Written problem
Reproduce every one of the records below line for line, changing nothing, but leave the pictures out of your answer.

================================

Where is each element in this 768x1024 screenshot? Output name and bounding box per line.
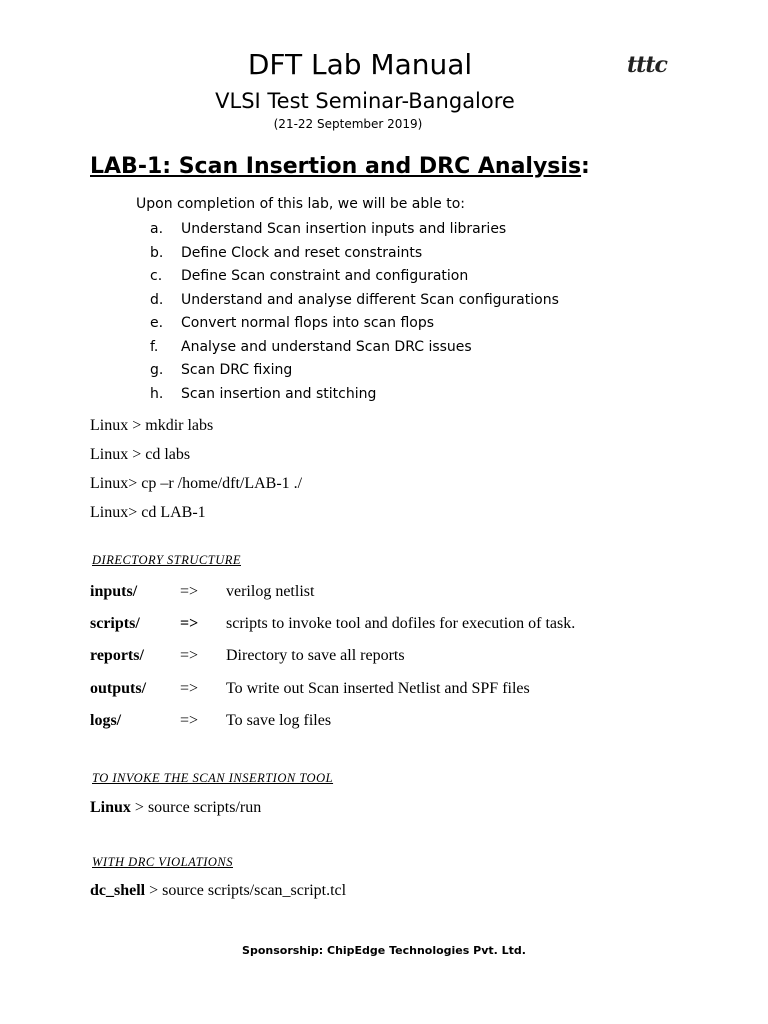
command-prompt: dc_shell <box>90 882 146 899</box>
directory-name: scripts/ <box>90 615 140 632</box>
directory-desc: To save log files <box>226 712 332 729</box>
directory-row <box>90 679 530 699</box>
command-text: > source scripts/scan_script.tcl <box>145 882 347 899</box>
list-item-text: Understand Scan insertion inputs and libraries <box>181 221 507 237</box>
directory-structure-heading: DIRECTORY STRUCTURE <box>92 553 241 567</box>
lab-title-text: LAB-1: Scan Insertion and DRC Analysis <box>90 154 582 179</box>
tttc-logo: tttc <box>627 52 667 78</box>
invoke-tool-heading: TO INVOKE THE SCAN INSERTION TOOL <box>92 771 334 785</box>
directory-arrow: => <box>180 647 199 664</box>
list-item <box>150 243 559 267</box>
directory-row <box>90 711 331 731</box>
directory-arrow: => <box>180 583 199 600</box>
sponsorship-footer: Sponsorship: ChipEdge Technologies Pvt. Ltd. <box>242 944 526 957</box>
list-item <box>150 266 559 290</box>
list-item-text: Convert normal flops into scan flops <box>181 315 435 331</box>
lab-title-colon: : <box>581 154 590 179</box>
seminar-date: (21-22 September 2019) <box>273 117 423 131</box>
drc-violations-heading: WITH DRC VIOLATIONS <box>92 855 233 869</box>
directory-name: inputs/ <box>90 583 138 600</box>
directory-desc: verilog netlist <box>226 583 315 600</box>
page-subtitle: VLSI Test Seminar-Bangalore <box>215 89 515 113</box>
list-item-text: Scan DRC fixing <box>181 362 293 378</box>
drc-command <box>90 882 346 900</box>
list-item-text: Define Clock and reset constraints <box>181 244 423 261</box>
list-item <box>150 219 559 243</box>
directory-desc: Directory to save all reports <box>226 647 405 664</box>
list-item-text: Understand and analyse different Scan configurations <box>181 291 559 308</box>
setup-command: Linux> cd LAB-1 <box>90 504 206 521</box>
lab-title <box>90 152 590 182</box>
list-item-letter: g. <box>150 362 164 378</box>
list-item-text: Scan insertion and stitching <box>181 385 377 402</box>
directory-name: logs/ <box>90 712 122 729</box>
setup-command: Linux > cd labs <box>90 446 191 463</box>
list-item-letter: d. <box>150 291 164 308</box>
list-item-letter: c. <box>150 268 163 284</box>
directory-arrow: => <box>180 615 199 632</box>
list-item-letter: f. <box>150 338 159 355</box>
directory-desc: To write out Scan inserted Netlist and SPF files <box>226 680 530 697</box>
list-item <box>150 337 559 361</box>
list-item-letter: b. <box>150 244 164 261</box>
list-item-text: Analyse and understand Scan DRC issues <box>181 338 472 355</box>
list-item <box>150 360 559 384</box>
command-prompt: Linux <box>90 799 131 816</box>
directory-row <box>90 614 575 634</box>
directory-row <box>90 646 405 666</box>
invoke-command <box>90 799 261 817</box>
list-item-letter: a. <box>150 221 164 237</box>
objectives-intro: Upon completion of this lab, we will be able to: <box>136 196 465 212</box>
directory-arrow: => <box>180 712 199 729</box>
list-item-letter: e. <box>150 315 164 331</box>
setup-command: Linux > mkdir labs <box>90 417 214 434</box>
list-item-letter: h. <box>150 385 164 402</box>
list-item <box>150 290 559 314</box>
directory-arrow: => <box>180 680 199 697</box>
objectives-list <box>150 219 559 407</box>
page-title: DFT Lab Manual <box>247 48 473 81</box>
setup-command: Linux> cp –r /home/dft/LAB-1 ./ <box>90 475 303 492</box>
list-item-text: Define Scan constraint and configuration <box>181 268 469 284</box>
list-item <box>150 313 559 337</box>
directory-row <box>90 582 314 602</box>
directory-desc: scripts to invoke tool and dofiles for execution of task. <box>226 615 576 632</box>
directory-name: outputs/ <box>90 680 147 697</box>
command-text: > source scripts/run <box>130 799 262 816</box>
directory-name: reports/ <box>90 647 144 664</box>
list-item <box>150 384 559 408</box>
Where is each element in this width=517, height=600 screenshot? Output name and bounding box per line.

================================

Task answer
Where is each element in this 768x1024 screenshot? Output name and bounding box per line.
command-prompt: dc_shell <box>90 882 146 899</box>
directory-name: scripts/ <box>90 615 140 632</box>
directory-desc: To save log files <box>226 712 332 729</box>
directory-row <box>90 679 530 699</box>
command-text: > source scripts/scan_script.tcl <box>145 882 347 899</box>
list-item-text: Understand Scan insertion inputs and libraries <box>181 221 507 237</box>
directory-structure-heading: DIRECTORY STRUCTURE <box>92 553 241 567</box>
lab-title-text: LAB-1: Scan Insertion and DRC Analysis <box>90 154 582 179</box>
tttc-logo: tttc <box>627 52 667 78</box>
invoke-tool-heading: TO INVOKE THE SCAN INSERTION TOOL <box>92 771 334 785</box>
directory-arrow: => <box>180 647 199 664</box>
list-item <box>150 243 559 267</box>
directory-row <box>90 711 331 731</box>
directory-arrow: => <box>180 583 199 600</box>
sponsorship-footer: Sponsorship: ChipEdge Technologies Pvt. Ltd. <box>242 944 526 957</box>
list-item <box>150 266 559 290</box>
list-item-text: Convert normal flops into scan flops <box>181 315 435 331</box>
lab-title-colon: : <box>581 154 590 179</box>
seminar-date: (21-22 September 2019) <box>273 117 423 131</box>
drc-violations-heading: WITH DRC VIOLATIONS <box>92 855 233 869</box>
directory-name: inputs/ <box>90 583 138 600</box>
directory-desc: verilog netlist <box>226 583 315 600</box>
page-subtitle: VLSI Test Seminar-Bangalore <box>215 89 515 113</box>
list-item-text: Scan DRC fixing <box>181 362 293 378</box>
drc-command <box>90 882 346 900</box>
list-item-text: Define Clock and reset constraints <box>181 244 423 261</box>
list-item <box>150 219 559 243</box>
directory-desc: Directory to save all reports <box>226 647 405 664</box>
list-item-text: Understand and analyse different Scan configurations <box>181 291 559 308</box>
setup-command: Linux> cd LAB-1 <box>90 504 206 521</box>
lab-title <box>90 152 590 182</box>
list-item-letter: g. <box>150 362 164 378</box>
list-item-text: Scan insertion and stitching <box>181 385 377 402</box>
directory-name: logs/ <box>90 712 122 729</box>
setup-command: Linux > cd labs <box>90 446 191 463</box>
list-item-letter: d. <box>150 291 164 308</box>
list-item-letter: c. <box>150 268 163 284</box>
directory-arrow: => <box>180 615 199 632</box>
list-item-letter: f. <box>150 338 159 355</box>
directory-desc: To write out Scan inserted Netlist and SPF files <box>226 680 530 697</box>
list-item <box>150 337 559 361</box>
list-item-letter: b. <box>150 244 164 261</box>
list-item-text: Analyse and understand Scan DRC issues <box>181 338 472 355</box>
list-item <box>150 360 559 384</box>
command-prompt: Linux <box>90 799 131 816</box>
directory-row <box>90 614 575 634</box>
directory-row <box>90 646 405 666</box>
invoke-command <box>90 799 261 817</box>
list-item-letter: a. <box>150 221 164 237</box>
objectives-intro: Upon completion of this lab, we will be able to: <box>136 196 465 212</box>
directory-arrow: => <box>180 712 199 729</box>
list-item-letter: e. <box>150 315 164 331</box>
setup-command: Linux > mkdir labs <box>90 417 214 434</box>
list-item-letter: h. <box>150 385 164 402</box>
list-item <box>150 290 559 314</box>
directory-arrow: => <box>180 680 199 697</box>
objectives-list <box>150 219 559 407</box>
page-title: DFT Lab Manual <box>247 48 473 81</box>
setup-command: Linux> cp –r /home/dft/LAB-1 ./ <box>90 475 303 492</box>
list-item-text: Define Scan constraint and configuration <box>181 268 469 284</box>
list-item <box>150 313 559 337</box>
directory-row <box>90 582 314 602</box>
directory-desc: scripts to invoke tool and dofiles for execution of task. <box>226 615 576 632</box>
directory-name: outputs/ <box>90 680 147 697</box>
command-text: > source scripts/run <box>130 799 262 816</box>
directory-name: reports/ <box>90 647 144 664</box>
list-item <box>150 384 559 408</box>
Where is each element in this width=517, height=600 screenshot? Output name and bounding box per line.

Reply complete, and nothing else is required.